--- Start ---
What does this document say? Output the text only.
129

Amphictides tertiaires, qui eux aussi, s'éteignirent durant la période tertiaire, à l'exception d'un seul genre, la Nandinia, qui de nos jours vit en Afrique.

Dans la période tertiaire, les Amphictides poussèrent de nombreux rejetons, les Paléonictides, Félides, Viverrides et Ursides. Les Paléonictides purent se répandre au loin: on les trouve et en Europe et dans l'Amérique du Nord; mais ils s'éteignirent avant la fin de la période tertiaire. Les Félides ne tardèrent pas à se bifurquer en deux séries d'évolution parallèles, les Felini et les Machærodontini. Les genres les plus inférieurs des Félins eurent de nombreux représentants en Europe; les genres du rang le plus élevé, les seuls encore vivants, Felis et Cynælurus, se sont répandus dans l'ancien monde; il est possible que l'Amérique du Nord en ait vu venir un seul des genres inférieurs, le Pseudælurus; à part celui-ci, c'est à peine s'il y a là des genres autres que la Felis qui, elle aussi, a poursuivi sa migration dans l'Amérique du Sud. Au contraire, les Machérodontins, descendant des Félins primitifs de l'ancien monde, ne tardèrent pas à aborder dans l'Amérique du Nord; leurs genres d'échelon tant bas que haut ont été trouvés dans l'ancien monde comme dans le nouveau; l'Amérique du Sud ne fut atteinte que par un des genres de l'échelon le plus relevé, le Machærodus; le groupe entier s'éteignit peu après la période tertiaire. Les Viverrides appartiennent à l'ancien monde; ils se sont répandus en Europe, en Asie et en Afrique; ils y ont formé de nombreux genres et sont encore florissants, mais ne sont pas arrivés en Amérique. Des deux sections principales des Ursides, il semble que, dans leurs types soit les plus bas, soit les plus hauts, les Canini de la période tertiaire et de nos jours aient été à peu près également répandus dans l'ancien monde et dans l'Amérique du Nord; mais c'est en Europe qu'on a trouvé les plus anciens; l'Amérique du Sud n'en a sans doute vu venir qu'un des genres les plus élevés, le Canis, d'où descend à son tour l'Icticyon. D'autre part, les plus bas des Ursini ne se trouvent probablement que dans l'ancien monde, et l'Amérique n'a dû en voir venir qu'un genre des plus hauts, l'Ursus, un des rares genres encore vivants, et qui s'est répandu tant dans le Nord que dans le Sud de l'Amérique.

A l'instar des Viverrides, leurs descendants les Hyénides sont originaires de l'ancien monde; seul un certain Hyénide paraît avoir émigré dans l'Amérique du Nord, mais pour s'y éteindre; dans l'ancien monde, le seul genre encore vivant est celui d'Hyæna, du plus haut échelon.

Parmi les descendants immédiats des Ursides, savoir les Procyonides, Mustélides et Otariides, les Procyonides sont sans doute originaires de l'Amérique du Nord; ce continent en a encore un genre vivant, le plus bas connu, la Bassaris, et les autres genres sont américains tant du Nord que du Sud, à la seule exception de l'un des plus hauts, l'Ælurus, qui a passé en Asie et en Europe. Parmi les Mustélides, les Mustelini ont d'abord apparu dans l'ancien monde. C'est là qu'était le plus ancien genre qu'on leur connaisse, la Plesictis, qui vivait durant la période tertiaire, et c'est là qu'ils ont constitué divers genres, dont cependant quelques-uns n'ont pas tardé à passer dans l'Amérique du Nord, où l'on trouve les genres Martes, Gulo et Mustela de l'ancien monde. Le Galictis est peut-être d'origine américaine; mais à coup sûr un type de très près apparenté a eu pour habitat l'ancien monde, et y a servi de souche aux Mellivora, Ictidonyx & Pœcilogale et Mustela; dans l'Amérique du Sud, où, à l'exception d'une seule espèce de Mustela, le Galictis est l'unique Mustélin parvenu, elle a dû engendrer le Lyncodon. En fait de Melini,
--- End ---
Task details:
Extract the complete set of records unchanged.

Response to the exercise:
What does this document say? Output the text only.
129

Amphictides tertiaires, qui eux aussi, s'éteignirent durant la période tertiaire, à l'exception d'un seul genre, la Nandinia, qui de nos jours vit en Afrique.

Dans la période tertiaire, les Amphictides poussèrent de nombreux rejetons, les Paléonictides, Félides, Viverrides et Ursides. Les Paléonictides purent se répandre au loin: on les trouve et en Europe et dans l'Amérique du Nord; mais ils s'éteignirent avant la fin de la période tertiaire. Les Félides ne tardèrent pas à se bifurquer en deux séries d'évolution parallèles, les Felini et les Machærodontini. Les genres les plus inférieurs des Félins eurent de nombreux représentants en Europe; les genres du rang le plus élevé, les seuls encore vivants, Felis et Cynælurus, se sont répandus dans l'ancien monde; il est possible que l'Amérique du Nord en ait vu venir un seul des genres inférieurs, le Pseudælurus; à part celui-ci, c'est à peine s'il y a là des genres autres que la Felis qui, elle aussi, a poursuivi sa migration dans l'Amérique du Sud. Au contraire, les Machérodontins, descendant des Félins primitifs de l'ancien monde, ne tardèrent pas à aborder dans l'Amérique du Nord; leurs genres d'échelon tant bas que haut ont été trouvés dans l'ancien monde comme dans le nouveau; l'Amérique du Sud ne fut atteinte que par un des genres de l'échelon le plus relevé, le Machærodus; le groupe entier s'éteignit peu après la période tertiaire. Les Viverrides appartiennent à l'ancien monde; ils se sont répandus en Europe, en Asie et en Afrique; ils y ont formé de nombreux genres et sont encore florissants, mais ne sont pas arrivés en Amérique. Des deux sections principales des Ursides, il semble que, dans leurs types soit les plus bas, soit les plus hauts, les Canini de la période tertiaire et de nos jours aient été à peu près également répandus dans l'ancien monde et dans l'Amérique du Nord; mais c'est en Europe qu'on a trouvé les plus anciens; l'Amérique du Sud n'en a sans doute vu venir qu'un des genres les plus élevés, le Canis, d'où descend à son tour l'Icticyon. D'autre part, les plus bas des Ursini ne se trouvent probablement que dans l'ancien monde, et l'Amérique n'a dû en voir venir qu'un genre des plus hauts, l'Ursus, un des rares genres encore vivants, et qui s'est répandu tant dans le Nord que dans le Sud de l'Amérique.

A l'instar des Viverrides, leurs descendants les Hyénides sont originaires de l'ancien monde; seul un certain Hyénide paraît avoir émigré dans l'Amérique du Nord, mais pour s'y éteindre; dans l'ancien monde, le seul genre encore vivant est celui d'Hyæna, du plus haut échelon.

Parmi les descendants immédiats des Ursides, savoir les Procyonides, Mustélides et Otariides, les Procyonides sont sans doute originaires de l'Amérique du Nord; ce continent en a encore un genre vivant, le plus bas connu, la Bassaris, et les autres genres sont américains tant du Nord que du Sud, à la seule exception de l'un des plus hauts, l'Ælurus, qui a passé en Asie et en Europe. Parmi les Mustélides, les Mustelini ont d'abord apparu dans l'ancien monde. C'est là qu'était le plus ancien genre qu'on leur connaisse, la Plesictis, qui vivait durant la période tertiaire, et c'est là qu'ils ont constitué divers genres, dont cependant quelques-uns n'ont pas tardé à passer dans l'Amérique du Nord, où l'on trouve les genres Martes, Gulo et Mustela de l'ancien monde. Le Galictis est peut-être d'origine américaine; mais à coup sûr un type de très près apparenté a eu pour habitat l'ancien monde, et y a servi de souche aux Mellivora, Ictidonyx & Pœcilogale et Mustela; dans l'Amérique du Sud, où, à l'exception d'une seule espèce de Mustela, le Galictis est l'unique Mustélin parvenu, elle a dû engendrer le Lyncodon. En fait de Melini,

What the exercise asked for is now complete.